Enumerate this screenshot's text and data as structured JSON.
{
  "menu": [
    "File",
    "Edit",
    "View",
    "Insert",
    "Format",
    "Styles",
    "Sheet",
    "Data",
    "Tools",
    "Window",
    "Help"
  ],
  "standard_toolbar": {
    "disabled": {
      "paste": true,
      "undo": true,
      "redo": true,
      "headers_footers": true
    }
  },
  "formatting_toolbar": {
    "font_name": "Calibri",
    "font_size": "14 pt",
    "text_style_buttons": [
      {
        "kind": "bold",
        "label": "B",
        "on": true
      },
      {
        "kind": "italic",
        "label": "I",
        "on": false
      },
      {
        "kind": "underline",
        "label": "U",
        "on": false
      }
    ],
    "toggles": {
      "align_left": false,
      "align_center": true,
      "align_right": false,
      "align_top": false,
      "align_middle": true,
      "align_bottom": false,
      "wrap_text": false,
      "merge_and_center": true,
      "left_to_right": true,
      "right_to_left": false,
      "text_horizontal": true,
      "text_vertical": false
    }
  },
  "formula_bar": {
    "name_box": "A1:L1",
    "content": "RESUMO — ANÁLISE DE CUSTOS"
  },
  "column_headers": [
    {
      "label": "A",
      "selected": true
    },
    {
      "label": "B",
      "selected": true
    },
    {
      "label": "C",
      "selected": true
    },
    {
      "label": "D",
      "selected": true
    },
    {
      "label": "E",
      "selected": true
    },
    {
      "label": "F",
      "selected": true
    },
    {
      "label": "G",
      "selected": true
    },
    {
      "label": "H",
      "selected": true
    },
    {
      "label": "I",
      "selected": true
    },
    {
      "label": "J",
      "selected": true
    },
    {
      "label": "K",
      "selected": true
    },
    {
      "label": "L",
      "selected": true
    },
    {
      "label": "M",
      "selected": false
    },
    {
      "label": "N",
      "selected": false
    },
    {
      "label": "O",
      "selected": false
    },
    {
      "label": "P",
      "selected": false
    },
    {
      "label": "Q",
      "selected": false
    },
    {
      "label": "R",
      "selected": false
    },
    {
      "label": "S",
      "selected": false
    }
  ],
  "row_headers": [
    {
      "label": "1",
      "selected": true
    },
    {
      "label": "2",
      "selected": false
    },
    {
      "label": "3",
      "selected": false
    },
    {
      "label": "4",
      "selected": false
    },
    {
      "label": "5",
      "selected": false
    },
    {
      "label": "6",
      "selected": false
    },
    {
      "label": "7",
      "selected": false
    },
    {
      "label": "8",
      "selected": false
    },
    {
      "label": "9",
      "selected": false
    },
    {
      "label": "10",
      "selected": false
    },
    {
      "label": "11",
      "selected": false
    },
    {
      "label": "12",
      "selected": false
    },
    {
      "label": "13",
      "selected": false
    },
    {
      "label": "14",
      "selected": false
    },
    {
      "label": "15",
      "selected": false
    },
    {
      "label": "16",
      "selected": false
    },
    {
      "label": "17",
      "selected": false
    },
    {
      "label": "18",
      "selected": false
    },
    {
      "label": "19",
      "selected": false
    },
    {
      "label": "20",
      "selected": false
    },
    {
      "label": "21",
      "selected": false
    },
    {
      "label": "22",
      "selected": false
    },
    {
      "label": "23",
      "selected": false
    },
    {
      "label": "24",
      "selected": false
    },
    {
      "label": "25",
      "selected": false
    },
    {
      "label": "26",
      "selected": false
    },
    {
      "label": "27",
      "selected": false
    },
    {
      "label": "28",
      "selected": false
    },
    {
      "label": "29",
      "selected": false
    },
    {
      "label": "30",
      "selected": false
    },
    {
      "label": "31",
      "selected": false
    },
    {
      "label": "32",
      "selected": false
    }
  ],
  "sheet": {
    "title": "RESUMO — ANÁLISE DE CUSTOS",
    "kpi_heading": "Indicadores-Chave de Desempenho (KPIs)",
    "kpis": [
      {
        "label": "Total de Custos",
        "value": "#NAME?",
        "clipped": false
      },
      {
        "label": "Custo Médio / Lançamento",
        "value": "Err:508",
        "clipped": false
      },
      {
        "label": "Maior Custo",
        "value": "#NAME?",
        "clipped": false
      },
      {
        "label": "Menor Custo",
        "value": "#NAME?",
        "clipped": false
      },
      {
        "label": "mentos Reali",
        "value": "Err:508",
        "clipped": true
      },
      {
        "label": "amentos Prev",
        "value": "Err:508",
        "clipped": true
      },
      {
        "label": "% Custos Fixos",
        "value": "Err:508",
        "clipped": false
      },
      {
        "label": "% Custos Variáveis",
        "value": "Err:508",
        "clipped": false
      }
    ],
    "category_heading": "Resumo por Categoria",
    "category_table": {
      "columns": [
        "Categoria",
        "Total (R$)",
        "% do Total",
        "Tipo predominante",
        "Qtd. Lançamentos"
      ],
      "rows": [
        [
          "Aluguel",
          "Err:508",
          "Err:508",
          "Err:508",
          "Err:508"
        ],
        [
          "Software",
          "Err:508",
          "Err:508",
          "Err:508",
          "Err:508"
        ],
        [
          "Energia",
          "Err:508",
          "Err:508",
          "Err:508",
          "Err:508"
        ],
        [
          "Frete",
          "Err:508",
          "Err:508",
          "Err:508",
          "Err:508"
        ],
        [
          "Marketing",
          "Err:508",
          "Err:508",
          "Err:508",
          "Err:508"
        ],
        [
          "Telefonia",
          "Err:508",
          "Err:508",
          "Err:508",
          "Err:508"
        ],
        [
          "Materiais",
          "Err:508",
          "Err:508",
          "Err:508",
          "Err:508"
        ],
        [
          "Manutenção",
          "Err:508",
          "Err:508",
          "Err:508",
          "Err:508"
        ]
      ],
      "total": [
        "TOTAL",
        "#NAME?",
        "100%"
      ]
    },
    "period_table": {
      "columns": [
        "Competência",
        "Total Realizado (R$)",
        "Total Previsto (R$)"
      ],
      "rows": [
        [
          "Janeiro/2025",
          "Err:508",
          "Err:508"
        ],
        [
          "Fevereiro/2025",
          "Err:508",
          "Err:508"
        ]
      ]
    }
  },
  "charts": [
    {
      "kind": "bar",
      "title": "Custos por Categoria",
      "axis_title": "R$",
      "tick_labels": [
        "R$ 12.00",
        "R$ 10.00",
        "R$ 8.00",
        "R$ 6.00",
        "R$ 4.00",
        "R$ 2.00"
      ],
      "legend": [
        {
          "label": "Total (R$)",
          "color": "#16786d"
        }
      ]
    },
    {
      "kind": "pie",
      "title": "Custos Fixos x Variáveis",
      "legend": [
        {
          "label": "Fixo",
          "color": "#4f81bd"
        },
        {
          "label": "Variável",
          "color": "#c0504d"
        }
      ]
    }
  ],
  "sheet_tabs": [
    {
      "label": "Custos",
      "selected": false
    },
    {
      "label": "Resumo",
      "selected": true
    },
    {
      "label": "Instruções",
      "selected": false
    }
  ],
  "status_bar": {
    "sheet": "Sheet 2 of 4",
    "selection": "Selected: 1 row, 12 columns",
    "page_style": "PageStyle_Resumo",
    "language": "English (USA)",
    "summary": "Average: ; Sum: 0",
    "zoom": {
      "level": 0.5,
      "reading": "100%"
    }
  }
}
--------
**WHAT IS BEING ASKED:** All of the records must be retyped exactly as they are.

**RESPONSE FOR THIS EXERCISE:**
Enumerate this screenshot's text and data as structured JSON.
{
  "menu": [
    "File",
    "Edit",
    "View",
    "Insert",
    "Format",
    "Styles",
    "Sheet",
    "Data",
    "Tools",
    "Window",
    "Help"
  ],
  "standard_toolbar": {
    "disabled": {
      "paste": true,
      "undo": true,
      "redo": true,
      "headers_footers": true
    }
  },
  "formatting_toolbar": {
    "font_name": "Calibri",
    "font_size": "14 pt",
    "text_style_buttons": [
      {
        "kind": "bold",
        "label": "B",
        "on": true
      },
      {
        "kind": "italic",
        "label": "I",
        "on": false
      },
      {
        "kind": "underline",
        "label": "U",
        "on": false
      }
    ],
    "toggles": {
      "align_left": false,
      "align_center": true,
      "align_right": false,
      "align_top": false,
      "align_middle": true,
      "align_bottom": false,
      "wrap_text": false,
      "merge_and_center": true,
      "left_to_right": true,
      "right_to_left": false,
      "text_horizontal": true,
      "text_vertical": false
    }
  },
  "formula_bar": {
    "name_box": "A1:L1",
    "content": "RESUMO — ANÁLISE DE CUSTOS"
  },
  "column_headers": [
    {
      "label": "A",
      "selected": true
    },
    {
      "label": "B",
      "selected": true
    },
    {
      "label": "C",
      "selected": true
    },
    {
      "label": "D",
      "selected": true
    },
    {
      "label": "E",
      "selected": true
    },
    {
      "label": "F",
      "selected": true
    },
    {
      "label": "G",
      "selected": true
    },
    {
      "label": "H",
      "selected": true
    },
    {
      "label": "I",
      "selected": true
    },
    {
      "label": "J",
      "selected": true
    },
    {
      "label": "K",
      "selected": true
    },
    {
      "label": "L",
      "selected": true
    },
    {
      "label": "M",
      "selected": false
    },
    {
      "label": "N",
      "selected": false
    },
    {
      "label": "O",
      "selected": false
    },
    {
      "label": "P",
      "selected": false
    },
    {
      "label": "Q",
      "selected": false
    },
    {
      "label": "R",
      "selected": false
    },
    {
      "label": "S",
      "selected": false
    }
  ],
  "row_headers": [
    {
      "label": "1",
      "selected": true
    },
    {
      "label": "2",
      "selected": false
    },
    {
      "label": "3",
      "selected": false
    },
    {
      "label": "4",
      "selected": false
    },
    {
      "label": "5",
      "selected": false
    },
    {
      "label": "6",
      "selected": false
    },
    {
      "label": "7",
      "selected": false
    },
    {
      "label": "8",
      "selected": false
    },
    {
      "label": "9",
      "selected": false
    },
    {
      "label": "10",
      "selected": false
    },
    {
      "label": "11",
      "selected": false
    },
    {
      "label": "12",
      "selected": false
    },
    {
      "label": "13",
      "selected": false
    },
    {
      "label": "14",
      "selected": false
    },
    {
      "label": "15",
      "selected": false
    },
    {
      "label": "16",
      "selected": false
    },
    {
      "label": "17",
      "selected": false
    },
    {
      "label": "18",
      "selected": false
    },
    {
      "label": "19",
      "selected": false
    },
    {
      "label": "20",
      "selected": false
    },
    {
      "label": "21",
      "selected": false
    },
    {
      "label": "22",
      "selected": false
    },
    {
      "label": "23",
      "selected": false
    },
    {
      "label": "24",
      "selected": false
    },
    {
      "label": "25",
      "selected": false
    },
    {
      "label": "26",
      "selected": false
    },
    {
      "label": "27",
      "selected": false
    },
    {
      "label": "28",
      "selected": false
    },
    {
      "label": "29",
      "selected": false
    },
    {
      "label": "30",
      "selected": false
    },
    {
      "label": "31",
      "selected": false
    },
    {
      "label": "32",
      "selected": false
    }
  ],
  "sheet": {
    "title": "RESUMO — ANÁLISE DE CUSTOS",
    "kpi_heading": "Indicadores-Chave de Desempenho (KPIs)",
    "kpis": [
      {
        "label": "Total de Custos",
        "value": "#NAME?",
        "clipped": false
      },
      {
        "label": "Custo Médio / Lançamento",
        "value": "Err:508",
        "clipped": false
      },
      {
        "label": "Maior Custo",
        "value": "#NAME?",
        "clipped": false
      },
      {
        "label": "Menor Custo",
        "value": "#NAME?",
        "clipped": false
      },
      {
        "label": "mentos Reali",
        "value": "Err:508",
        "clipped": true
      },
      {
        "label": "amentos Prev",
        "value": "Err:508",
        "clipped": true
      },
      {
        "label": "% Custos Fixos",
        "value": "Err:508",
        "clipped": false
      },
      {
        "label": "% Custos Variáveis",
        "value": "Err:508",
        "clipped": false
      }
    ],
    "category_heading": "Resumo por Categoria",
    "category_table": {
      "columns": [
        "Categoria",
        "Total (R$)",
        "% do Total",
        "Tipo predominante",
        "Qtd. Lançamentos"
      ],
      "rows": [
        [
          "Aluguel",
          "Err:508",
          "Err:508",
          "Err:508",
          "Err:508"
        ],
        [
          "Software",
          "Err:508",
          "Err:508",
          "Err:508",
          "Err:508"
        ],
        [
          "Energia",
          "Err:508",
          "Err:508",
          "Err:508",
          "Err:508"
        ],
        [
          "Frete",
          "Err:508",
          "Err:508",
          "Err:508",
          "Err:508"
        ],
        [
          "Marketing",
          "Err:508",
          "Err:508",
          "Err:508",
          "Err:508"
        ],
        [
          "Telefonia",
          "Err:508",
          "Err:508",
          "Err:508",
          "Err:508"
        ],
        [
          "Materiais",
          "Err:508",
          "Err:508",
          "Err:508",
          "Err:508"
        ],
        [
          "Manutenção",
          "Err:508",
          "Err:508",
          "Err:508",
          "Err:508"
        ]
      ],
      "total": [
        "TOTAL",
        "#NAME?",
        "100%"
      ]
    },
    "period_table": {
      "columns": [
        "Competência",
        "Total Realizado (R$)",
        "Total Previsto (R$)"
      ],
      "rows": [
        [
          "Janeiro/2025",
          "Err:508",
          "Err:508"
        ],
        [
          "Fevereiro/2025",
          "Err:508",
          "Err:508"
        ]
      ]
    }
  },
  "charts": [
    {
      "kind": "bar",
      "title": "Custos por Categoria",
      "axis_title": "R$",
      "tick_labels": [
        "R$ 12.00",
        "R$ 10.00",
        "R$ 8.00",
        "R$ 6.00",
        "R$ 4.00",
        "R$ 2.00"
      ],
      "legend": [
        {
          "label": "Total (R$)",
          "color": "#16786d"
        }
      ]
    },
    {
      "kind": "pie",
      "title": "Custos Fixos x Variáveis",
      "legend": [
        {
          "label": "Fixo",
          "color": "#4f81bd"
        },
        {
          "label": "Variável",
          "color": "#c0504d"
        }
      ]
    }
  ],
  "sheet_tabs": [
    {
      "label": "Custos",
      "selected": false
    },
    {
      "label": "Resumo",
      "selected": true
    },
    {
      "label": "Instruções",
      "selected": false
    }
  ],
  "status_bar": {
    "sheet": "Sheet 2 of 4",
    "selection": "Selected: 1 row, 12 columns",
    "page_style": "PageStyle_Resumo",
    "language": "English (USA)",
    "summary": "Average: ; Sum: 0",
    "zoom": {
      "level": 0.5,
      "reading": "100%"
    }
  }
}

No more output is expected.